Records from a dataset
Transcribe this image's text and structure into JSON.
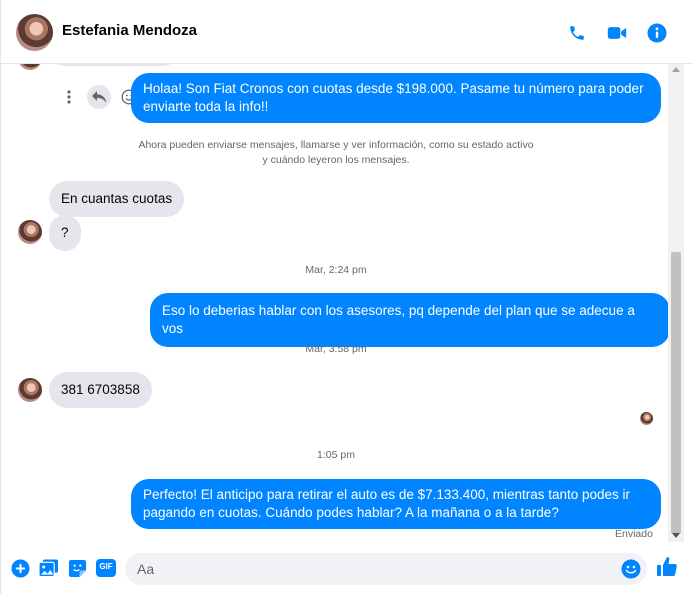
{
  "header": {
    "contact_name": "Estefania Mendoza",
    "icons": [
      "phone-icon",
      "video-call-icon",
      "info-icon"
    ],
    "accent_color": "#0084ff"
  },
  "messages": [
    {
      "id": "m1",
      "side": "out",
      "text": "Holaa! Son Fiat Cronos con cuotas desde $198.000. Pasame tu número para poder enviarte toda la info!!"
    },
    {
      "id": "sys",
      "text_line1": "Ahora pueden enviarse mensajes, llamarse y ver información, como su estado activo",
      "text_line2": "y cuándo leyeron los mensajes."
    },
    {
      "id": "m2",
      "side": "in",
      "text": "En cuantas cuotas"
    },
    {
      "id": "m3",
      "side": "in",
      "text": "?"
    },
    {
      "id": "ts1",
      "text": "Mar, 2:24 pm"
    },
    {
      "id": "m4",
      "side": "out",
      "text": "Eso lo deberias hablar con los asesores, pq depende del  plan que se adecue a vos"
    },
    {
      "id": "ts2",
      "text": "Mar, 3:58 pm"
    },
    {
      "id": "m5",
      "side": "in",
      "text": "381 6703858"
    },
    {
      "id": "ts3",
      "text": "1:05 pm"
    },
    {
      "id": "m6",
      "side": "out",
      "text": "Perfecto! El anticipo para retirar el auto es de $7.133.400, mientras tanto podes ir pagando en cuotas. Cuándo podes hablar? A la mañana o a la tarde?"
    }
  ],
  "sent_status": "Enviado",
  "composer": {
    "placeholder": "Aa",
    "icons": [
      "add-icon",
      "photo-icon",
      "sticker-icon",
      "gif-icon",
      "emoji-icon",
      "like-icon"
    ],
    "gif_label": "GIF"
  }
}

To do
Write out all the entries again, word for word, and print no images.

Solution below
Transcribe this image's text and structure into JSON.
{
  "header": {
    "contact_name": "Estefania Mendoza",
    "icons": [
      "phone-icon",
      "video-call-icon",
      "info-icon"
    ],
    "accent_color": "#0084ff"
  },
  "messages": [
    {
      "id": "m1",
      "side": "out",
      "text": "Holaa! Son Fiat Cronos con cuotas desde $198.000. Pasame tu número para poder enviarte toda la info!!"
    },
    {
      "id": "sys",
      "text_line1": "Ahora pueden enviarse mensajes, llamarse y ver información, como su estado activo",
      "text_line2": "y cuándo leyeron los mensajes."
    },
    {
      "id": "m2",
      "side": "in",
      "text": "En cuantas cuotas"
    },
    {
      "id": "m3",
      "side": "in",
      "text": "?"
    },
    {
      "id": "ts1",
      "text": "Mar, 2:24 pm"
    },
    {
      "id": "m4",
      "side": "out",
      "text": "Eso lo deberias hablar con los asesores, pq depende del  plan que se adecue a vos"
    },
    {
      "id": "ts2",
      "text": "Mar, 3:58 pm"
    },
    {
      "id": "m5",
      "side": "in",
      "text": "381 6703858"
    },
    {
      "id": "ts3",
      "text": "1:05 pm"
    },
    {
      "id": "m6",
      "side": "out",
      "text": "Perfecto! El anticipo para retirar el auto es de $7.133.400, mientras tanto podes ir pagando en cuotas. Cuándo podes hablar? A la mañana o a la tarde?"
    }
  ],
  "sent_status": "Enviado",
  "composer": {
    "placeholder": "Aa",
    "icons": [
      "add-icon",
      "photo-icon",
      "sticker-icon",
      "gif-icon",
      "emoji-icon",
      "like-icon"
    ],
    "gif_label": "GIF"
  }
}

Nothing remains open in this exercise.